━━ Source data ━━
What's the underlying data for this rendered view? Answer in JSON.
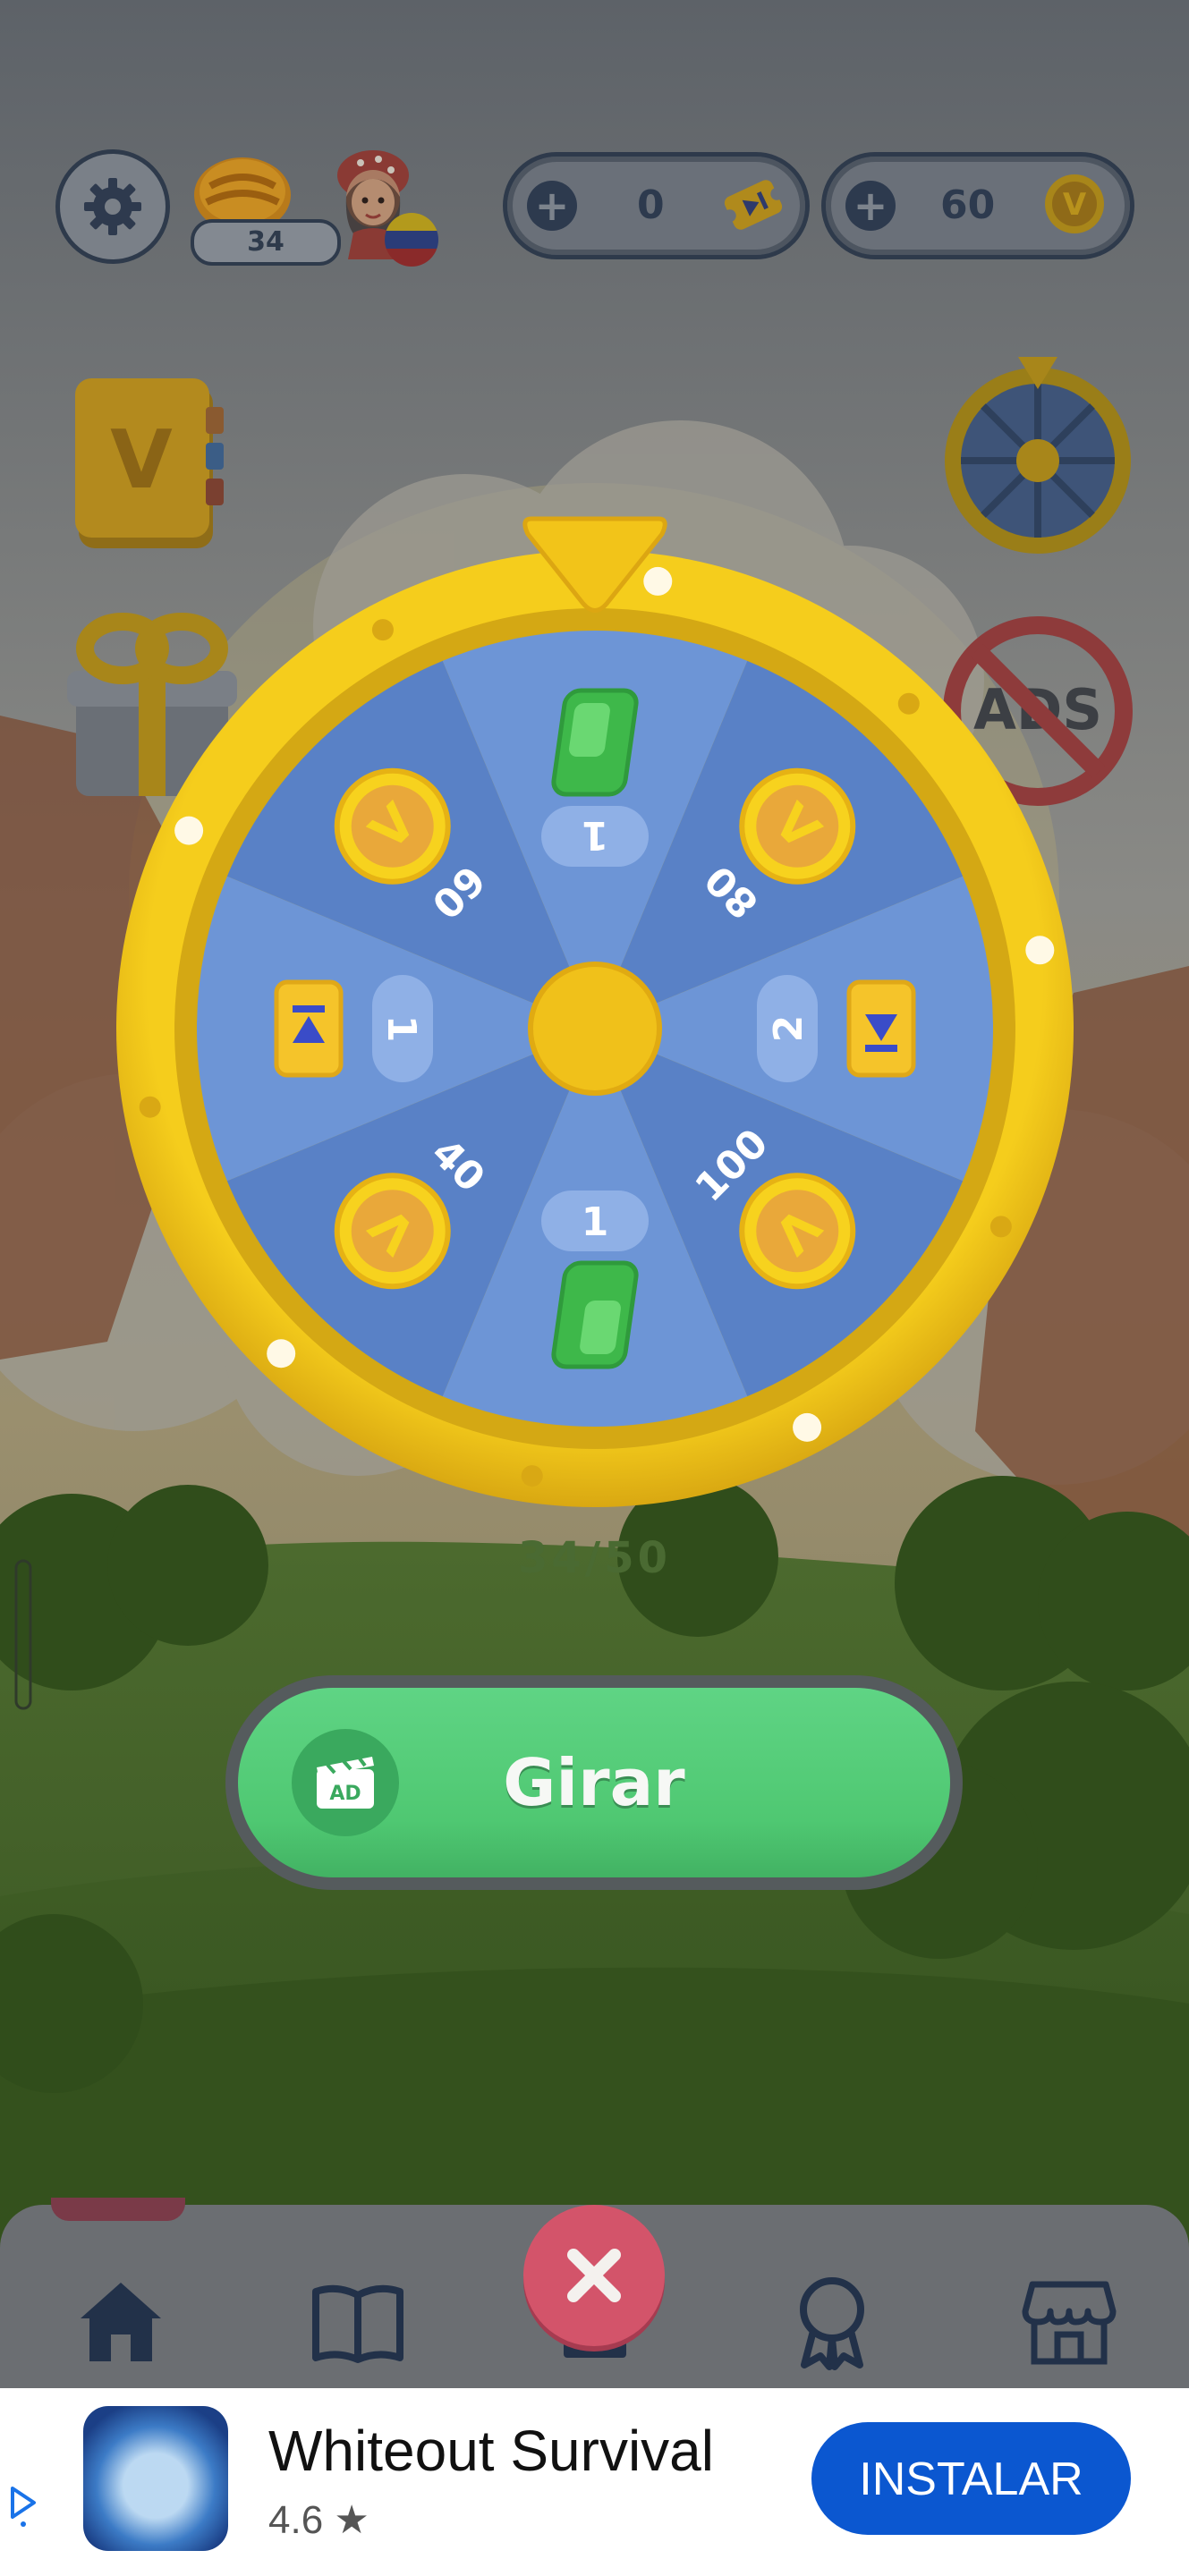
{
  "hud": {
    "level": "34",
    "tickets": "0",
    "coins": "60",
    "icons": [
      "settings-gear-icon",
      "level-medal-icon",
      "avatar-icon",
      "venezuela-flag-icon",
      "ticket-icon",
      "coin-icon"
    ]
  },
  "side_icons": [
    "album-book-icon",
    "gift-icon",
    "lucky-wheel-icon",
    "no-ads-icon"
  ],
  "no_ads_label": "ADS",
  "wheel": {
    "segments": [
      {
        "reward": "gem",
        "amount": "1"
      },
      {
        "reward": "coin",
        "amount": "80"
      },
      {
        "reward": "ticket",
        "amount": "2"
      },
      {
        "reward": "coin",
        "amount": "100"
      },
      {
        "reward": "gem",
        "amount": "1"
      },
      {
        "reward": "coin",
        "amount": "40"
      },
      {
        "reward": "ticket",
        "amount": "1"
      },
      {
        "reward": "coin",
        "amount": "60"
      }
    ],
    "coin_letter": "V"
  },
  "spin_counter": "34/50",
  "spin_button": {
    "label": "Girar",
    "ad_badge": "AD"
  },
  "nav": {
    "items": [
      "home-icon",
      "book-icon",
      "leaderboard-icon",
      "award-ribbon-icon",
      "shop-icon"
    ],
    "close": "close-icon"
  },
  "ad_banner": {
    "app_name": "Whiteout Survival",
    "rating": "4.6 ★",
    "install_label": "INSTALAR"
  },
  "colors": {
    "wheel_gold": "#f2c818",
    "wheel_blue_light": "#6d95d6",
    "wheel_blue_dark": "#5981c6",
    "spin_green": "#4fc872",
    "install_blue": "#0b57d0"
  }
}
━━━
▸ **The task**: Restate the listing above word for word, and skip the pictures.

▸ **Solution to this task**:
What's the underlying data for this rendered view? Answer in JSON.
{
  "hud": {
    "level": "34",
    "tickets": "0",
    "coins": "60",
    "icons": [
      "settings-gear-icon",
      "level-medal-icon",
      "avatar-icon",
      "venezuela-flag-icon",
      "ticket-icon",
      "coin-icon"
    ]
  },
  "side_icons": [
    "album-book-icon",
    "gift-icon",
    "lucky-wheel-icon",
    "no-ads-icon"
  ],
  "no_ads_label": "ADS",
  "wheel": {
    "segments": [
      {
        "reward": "gem",
        "amount": "1"
      },
      {
        "reward": "coin",
        "amount": "80"
      },
      {
        "reward": "ticket",
        "amount": "2"
      },
      {
        "reward": "coin",
        "amount": "100"
      },
      {
        "reward": "gem",
        "amount": "1"
      },
      {
        "reward": "coin",
        "amount": "40"
      },
      {
        "reward": "ticket",
        "amount": "1"
      },
      {
        "reward": "coin",
        "amount": "60"
      }
    ],
    "coin_letter": "V"
  },
  "spin_counter": "34/50",
  "spin_button": {
    "label": "Girar",
    "ad_badge": "AD"
  },
  "nav": {
    "items": [
      "home-icon",
      "book-icon",
      "leaderboard-icon",
      "award-ribbon-icon",
      "shop-icon"
    ],
    "close": "close-icon"
  },
  "ad_banner": {
    "app_name": "Whiteout Survival",
    "rating": "4.6 ★",
    "install_label": "INSTALAR"
  },
  "colors": {
    "wheel_gold": "#f2c818",
    "wheel_blue_light": "#6d95d6",
    "wheel_blue_dark": "#5981c6",
    "spin_green": "#4fc872",
    "install_blue": "#0b57d0"
  }
}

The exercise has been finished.